[EXERCISE GOAL]
Print, please, the line that contains "What data populates" and each line after it to the end of the entries, unchanged and with nothing else.

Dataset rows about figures

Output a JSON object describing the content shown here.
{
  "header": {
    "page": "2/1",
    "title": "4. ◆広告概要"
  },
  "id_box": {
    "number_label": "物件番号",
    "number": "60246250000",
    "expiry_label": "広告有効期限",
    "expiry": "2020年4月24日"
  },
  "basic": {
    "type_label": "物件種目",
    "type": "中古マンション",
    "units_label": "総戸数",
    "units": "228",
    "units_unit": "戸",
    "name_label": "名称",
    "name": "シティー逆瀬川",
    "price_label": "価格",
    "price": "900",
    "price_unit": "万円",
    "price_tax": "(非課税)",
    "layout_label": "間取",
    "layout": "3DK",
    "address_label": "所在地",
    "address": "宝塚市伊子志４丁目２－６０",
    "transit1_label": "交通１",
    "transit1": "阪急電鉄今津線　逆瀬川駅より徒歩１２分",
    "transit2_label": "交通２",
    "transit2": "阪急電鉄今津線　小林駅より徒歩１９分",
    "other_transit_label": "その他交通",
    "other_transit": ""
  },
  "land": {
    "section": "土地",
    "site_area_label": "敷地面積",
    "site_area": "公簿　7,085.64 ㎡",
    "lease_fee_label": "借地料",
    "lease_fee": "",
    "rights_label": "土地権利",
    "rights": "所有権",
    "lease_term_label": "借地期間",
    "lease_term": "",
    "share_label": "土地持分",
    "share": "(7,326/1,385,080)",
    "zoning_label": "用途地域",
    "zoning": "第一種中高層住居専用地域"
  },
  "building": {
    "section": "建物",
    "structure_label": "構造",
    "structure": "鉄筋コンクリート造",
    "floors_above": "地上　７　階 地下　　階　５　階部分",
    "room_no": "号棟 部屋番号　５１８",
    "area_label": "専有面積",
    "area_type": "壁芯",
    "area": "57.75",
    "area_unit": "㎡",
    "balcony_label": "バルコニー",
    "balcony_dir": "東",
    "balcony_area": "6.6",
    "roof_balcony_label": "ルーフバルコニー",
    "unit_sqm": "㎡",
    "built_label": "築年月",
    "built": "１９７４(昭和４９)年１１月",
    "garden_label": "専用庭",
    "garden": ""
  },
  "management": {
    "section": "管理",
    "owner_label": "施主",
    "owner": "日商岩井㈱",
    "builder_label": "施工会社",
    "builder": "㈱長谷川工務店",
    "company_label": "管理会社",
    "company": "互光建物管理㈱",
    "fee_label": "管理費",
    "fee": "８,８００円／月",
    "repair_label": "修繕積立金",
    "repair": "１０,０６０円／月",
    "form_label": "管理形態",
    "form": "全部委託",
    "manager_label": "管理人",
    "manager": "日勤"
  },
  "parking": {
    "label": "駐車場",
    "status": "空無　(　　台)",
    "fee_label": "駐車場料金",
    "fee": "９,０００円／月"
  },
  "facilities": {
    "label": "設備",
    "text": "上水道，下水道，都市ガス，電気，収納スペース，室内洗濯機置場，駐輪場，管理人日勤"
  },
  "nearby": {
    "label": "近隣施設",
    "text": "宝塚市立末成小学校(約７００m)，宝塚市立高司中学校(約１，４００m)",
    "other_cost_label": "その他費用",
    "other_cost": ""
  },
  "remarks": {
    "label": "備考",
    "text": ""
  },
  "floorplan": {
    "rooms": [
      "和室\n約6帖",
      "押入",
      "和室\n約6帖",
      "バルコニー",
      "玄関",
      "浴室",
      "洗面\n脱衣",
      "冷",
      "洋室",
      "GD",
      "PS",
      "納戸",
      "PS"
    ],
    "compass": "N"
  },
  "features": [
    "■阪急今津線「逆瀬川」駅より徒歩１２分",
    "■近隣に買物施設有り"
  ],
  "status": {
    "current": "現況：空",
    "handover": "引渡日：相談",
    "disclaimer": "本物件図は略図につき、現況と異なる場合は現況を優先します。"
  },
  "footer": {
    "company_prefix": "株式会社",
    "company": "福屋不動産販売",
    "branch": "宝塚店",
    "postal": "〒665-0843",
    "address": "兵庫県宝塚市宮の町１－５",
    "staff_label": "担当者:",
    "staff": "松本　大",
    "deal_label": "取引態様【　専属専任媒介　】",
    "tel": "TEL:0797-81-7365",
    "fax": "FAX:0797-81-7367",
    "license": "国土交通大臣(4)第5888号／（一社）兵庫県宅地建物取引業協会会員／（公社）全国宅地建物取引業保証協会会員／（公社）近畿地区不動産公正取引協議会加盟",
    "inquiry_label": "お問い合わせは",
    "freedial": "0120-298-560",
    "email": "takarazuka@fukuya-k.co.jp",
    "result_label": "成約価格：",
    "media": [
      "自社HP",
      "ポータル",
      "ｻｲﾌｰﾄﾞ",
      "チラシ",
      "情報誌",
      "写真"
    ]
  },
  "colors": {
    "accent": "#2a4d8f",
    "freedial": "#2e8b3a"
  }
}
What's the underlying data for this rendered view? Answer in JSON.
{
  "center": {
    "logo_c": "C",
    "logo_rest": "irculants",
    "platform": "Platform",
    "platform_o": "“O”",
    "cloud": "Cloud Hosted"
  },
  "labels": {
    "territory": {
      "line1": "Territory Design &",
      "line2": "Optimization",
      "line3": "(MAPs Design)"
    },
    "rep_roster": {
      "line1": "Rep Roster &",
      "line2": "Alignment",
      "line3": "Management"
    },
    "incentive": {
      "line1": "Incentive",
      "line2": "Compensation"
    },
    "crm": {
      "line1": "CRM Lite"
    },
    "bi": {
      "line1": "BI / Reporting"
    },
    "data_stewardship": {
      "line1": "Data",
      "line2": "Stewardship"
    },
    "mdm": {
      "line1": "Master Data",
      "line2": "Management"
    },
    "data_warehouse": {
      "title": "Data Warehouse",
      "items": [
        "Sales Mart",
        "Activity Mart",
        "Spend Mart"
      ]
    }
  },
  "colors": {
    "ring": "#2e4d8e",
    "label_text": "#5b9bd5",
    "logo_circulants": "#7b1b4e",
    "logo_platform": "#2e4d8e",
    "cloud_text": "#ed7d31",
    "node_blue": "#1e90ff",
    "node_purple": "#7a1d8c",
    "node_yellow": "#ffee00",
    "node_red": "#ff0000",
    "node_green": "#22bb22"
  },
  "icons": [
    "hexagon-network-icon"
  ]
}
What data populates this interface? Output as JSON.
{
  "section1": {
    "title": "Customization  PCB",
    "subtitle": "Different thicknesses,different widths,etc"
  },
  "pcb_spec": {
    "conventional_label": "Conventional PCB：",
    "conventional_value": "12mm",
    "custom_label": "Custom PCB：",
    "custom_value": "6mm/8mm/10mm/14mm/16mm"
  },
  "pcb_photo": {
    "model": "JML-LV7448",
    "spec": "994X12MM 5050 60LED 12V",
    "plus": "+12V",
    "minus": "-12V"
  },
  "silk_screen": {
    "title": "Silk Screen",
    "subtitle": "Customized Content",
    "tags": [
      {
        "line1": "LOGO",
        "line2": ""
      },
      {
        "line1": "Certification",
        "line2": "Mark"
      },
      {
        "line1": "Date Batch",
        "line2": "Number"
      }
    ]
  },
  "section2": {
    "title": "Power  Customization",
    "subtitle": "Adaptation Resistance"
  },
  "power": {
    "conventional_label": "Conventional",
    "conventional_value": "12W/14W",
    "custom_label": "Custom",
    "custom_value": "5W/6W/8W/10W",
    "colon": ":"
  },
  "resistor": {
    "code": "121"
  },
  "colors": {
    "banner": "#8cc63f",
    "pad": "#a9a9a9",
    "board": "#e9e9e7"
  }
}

[EXPECTED OUTPUT]
What data populates this interface? Output as JSON.
{
  "section1": {
    "title": "Customization  PCB",
    "subtitle": "Different thicknesses,different widths,etc"
  },
  "pcb_spec": {
    "conventional_label": "Conventional PCB：",
    "conventional_value": "12mm",
    "custom_label": "Custom PCB：",
    "custom_value": "6mm/8mm/10mm/14mm/16mm"
  },
  "pcb_photo": {
    "model": "JML-LV7448",
    "spec": "994X12MM 5050 60LED 12V",
    "plus": "+12V",
    "minus": "-12V"
  },
  "silk_screen": {
    "title": "Silk Screen",
    "subtitle": "Customized Content",
    "tags": [
      {
        "line1": "LOGO",
        "line2": ""
      },
      {
        "line1": "Certification",
        "line2": "Mark"
      },
      {
        "line1": "Date Batch",
        "line2": "Number"
      }
    ]
  },
  "section2": {
    "title": "Power  Customization",
    "subtitle": "Adaptation Resistance"
  },
  "power": {
    "conventional_label": "Conventional",
    "conventional_value": "12W/14W",
    "custom_label": "Custom",
    "custom_value": "5W/6W/8W/10W",
    "colon": ":"
  },
  "resistor": {
    "code": "121"
  },
  "colors": {
    "banner": "#8cc63f",
    "pad": "#a9a9a9",
    "board": "#e9e9e7"
  }
}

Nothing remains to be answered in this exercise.